Stored items
══════

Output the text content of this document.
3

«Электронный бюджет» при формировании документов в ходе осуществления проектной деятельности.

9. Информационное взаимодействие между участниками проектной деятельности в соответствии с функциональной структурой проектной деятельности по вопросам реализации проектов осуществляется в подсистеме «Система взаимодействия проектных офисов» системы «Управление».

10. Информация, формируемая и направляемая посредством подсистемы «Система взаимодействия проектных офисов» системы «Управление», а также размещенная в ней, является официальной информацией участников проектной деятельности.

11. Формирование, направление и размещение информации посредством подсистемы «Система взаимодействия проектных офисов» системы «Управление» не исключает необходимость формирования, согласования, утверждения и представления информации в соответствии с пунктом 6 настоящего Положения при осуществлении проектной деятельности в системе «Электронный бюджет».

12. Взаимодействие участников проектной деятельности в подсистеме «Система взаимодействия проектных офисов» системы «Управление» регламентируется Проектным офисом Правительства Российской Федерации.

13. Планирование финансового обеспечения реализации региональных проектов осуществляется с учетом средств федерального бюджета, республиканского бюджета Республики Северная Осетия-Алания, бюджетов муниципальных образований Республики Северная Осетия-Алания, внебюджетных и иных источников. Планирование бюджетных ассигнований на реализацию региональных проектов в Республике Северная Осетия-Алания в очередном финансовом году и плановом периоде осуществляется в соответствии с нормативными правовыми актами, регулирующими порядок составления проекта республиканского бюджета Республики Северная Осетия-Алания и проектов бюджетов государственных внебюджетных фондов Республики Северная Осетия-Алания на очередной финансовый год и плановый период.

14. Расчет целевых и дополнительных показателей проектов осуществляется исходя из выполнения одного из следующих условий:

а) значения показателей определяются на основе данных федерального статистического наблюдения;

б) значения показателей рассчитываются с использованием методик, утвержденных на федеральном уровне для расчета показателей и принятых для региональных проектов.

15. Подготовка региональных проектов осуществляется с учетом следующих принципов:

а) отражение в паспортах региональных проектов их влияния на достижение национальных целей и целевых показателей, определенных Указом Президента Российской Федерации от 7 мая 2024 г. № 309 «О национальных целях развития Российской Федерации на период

══════

§ WRITTEN EXERCISE
Retype the entries exactly, including every line.

§ EXERCISE OUTPUT
Output the text content of this document.
3

«Электронный бюджет» при формировании документов в ходе осуществления проектной деятельности.

9. Информационное взаимодействие между участниками проектной деятельности в соответствии с функциональной структурой проектной деятельности по вопросам реализации проектов осуществляется в подсистеме «Система взаимодействия проектных офисов» системы «Управление».

10. Информация, формируемая и направляемая посредством подсистемы «Система взаимодействия проектных офисов» системы «Управление», а также размещенная в ней, является официальной информацией участников проектной деятельности.

11. Формирование, направление и размещение информации посредством подсистемы «Система взаимодействия проектных офисов» системы «Управление» не исключает необходимость формирования, согласования, утверждения и представления информации в соответствии с пунктом 6 настоящего Положения при осуществлении проектной деятельности в системе «Электронный бюджет».

12. Взаимодействие участников проектной деятельности в подсистеме «Система взаимодействия проектных офисов» системы «Управление» регламентируется Проектным офисом Правительства Российской Федерации.

13. Планирование финансового обеспечения реализации региональных проектов осуществляется с учетом средств федерального бюджета, республиканского бюджета Республики Северная Осетия-Алания, бюджетов муниципальных образований Республики Северная Осетия-Алания, внебюджетных и иных источников. Планирование бюджетных ассигнований на реализацию региональных проектов в Республике Северная Осетия-Алания в очередном финансовом году и плановом периоде осуществляется в соответствии с нормативными правовыми актами, регулирующими порядок составления проекта республиканского бюджета Республики Северная Осетия-Алания и проектов бюджетов государственных внебюджетных фондов Республики Северная Осетия-Алания на очередной финансовый год и плановый период.

14. Расчет целевых и дополнительных показателей проектов осуществляется исходя из выполнения одного из следующих условий:

а) значения показателей определяются на основе данных федерального статистического наблюдения;

б) значения показателей рассчитываются с использованием методик, утвержденных на федеральном уровне для расчета показателей и принятых для региональных проектов.

15. Подготовка региональных проектов осуществляется с учетом следующих принципов:

а) отражение в паспортах региональных проектов их влияния на достижение национальных целей и целевых показателей, определенных Указом Президента Российской Федерации от 7 мая 2024 г. № 309 «О национальных целях развития Российской Федерации на период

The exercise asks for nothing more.